■ The request ■
Find "Give me a plain-text" in the material below, then copy that line and every subsequent line to the end, exactly.
▽
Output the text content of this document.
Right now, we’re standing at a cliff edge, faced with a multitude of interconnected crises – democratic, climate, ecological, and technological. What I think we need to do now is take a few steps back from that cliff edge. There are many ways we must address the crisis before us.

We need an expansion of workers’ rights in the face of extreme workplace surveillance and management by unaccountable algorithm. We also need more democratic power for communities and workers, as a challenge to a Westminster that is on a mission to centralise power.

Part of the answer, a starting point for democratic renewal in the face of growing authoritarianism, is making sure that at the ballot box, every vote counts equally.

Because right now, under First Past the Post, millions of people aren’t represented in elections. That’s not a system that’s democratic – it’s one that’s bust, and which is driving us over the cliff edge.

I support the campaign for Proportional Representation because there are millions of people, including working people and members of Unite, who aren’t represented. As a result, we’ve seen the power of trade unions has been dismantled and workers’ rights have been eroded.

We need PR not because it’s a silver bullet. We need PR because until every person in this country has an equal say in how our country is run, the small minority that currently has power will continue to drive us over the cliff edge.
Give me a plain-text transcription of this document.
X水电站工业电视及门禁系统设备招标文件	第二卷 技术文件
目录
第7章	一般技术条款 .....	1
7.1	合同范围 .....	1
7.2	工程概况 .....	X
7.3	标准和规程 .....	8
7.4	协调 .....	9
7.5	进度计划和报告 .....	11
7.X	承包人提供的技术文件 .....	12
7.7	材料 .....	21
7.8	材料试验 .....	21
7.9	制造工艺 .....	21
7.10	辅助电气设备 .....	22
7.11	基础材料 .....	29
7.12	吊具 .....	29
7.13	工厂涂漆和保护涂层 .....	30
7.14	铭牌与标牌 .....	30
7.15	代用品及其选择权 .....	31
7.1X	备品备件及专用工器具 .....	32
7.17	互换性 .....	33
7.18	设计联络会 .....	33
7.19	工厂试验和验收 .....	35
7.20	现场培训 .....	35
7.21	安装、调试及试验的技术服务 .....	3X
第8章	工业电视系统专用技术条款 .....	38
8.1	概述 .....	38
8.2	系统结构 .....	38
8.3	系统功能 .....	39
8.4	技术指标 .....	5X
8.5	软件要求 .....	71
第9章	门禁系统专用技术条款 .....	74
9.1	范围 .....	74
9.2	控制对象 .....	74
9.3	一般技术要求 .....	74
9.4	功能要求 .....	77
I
△
■ Answer for the task ■
Give me a plain-text transcription of this document.
X水电站工业电视及门禁系统设备招标文件	第二卷 技术文件
目录
第7章	一般技术条款 .....	1
7.1	合同范围 .....	1
7.2	工程概况 .....	X
7.3	标准和规程 .....	8
7.4	协调 .....	9
7.5	进度计划和报告 .....	11
7.X	承包人提供的技术文件 .....	12
7.7	材料 .....	21
7.8	材料试验 .....	21
7.9	制造工艺 .....	21
7.10	辅助电气设备 .....	22
7.11	基础材料 .....	29
7.12	吊具 .....	29
7.13	工厂涂漆和保护涂层 .....	30
7.14	铭牌与标牌 .....	30
7.15	代用品及其选择权 .....	31
7.1X	备品备件及专用工器具 .....	32
7.17	互换性 .....	33
7.18	设计联络会 .....	33
7.19	工厂试验和验收 .....	35
7.20	现场培训 .....	35
7.21	安装、调试及试验的技术服务 .....	3X
第8章	工业电视系统专用技术条款 .....	38
8.1	概述 .....	38
8.2	系统结构 .....	38
8.3	系统功能 .....	39
8.4	技术指标 .....	5X
8.5	软件要求 .....	71
第9章	门禁系统专用技术条款 .....	74
9.1	范围 .....	74
9.2	控制对象 .....	74
9.3	一般技术要求 .....	74
9.4	功能要求 .....	77
I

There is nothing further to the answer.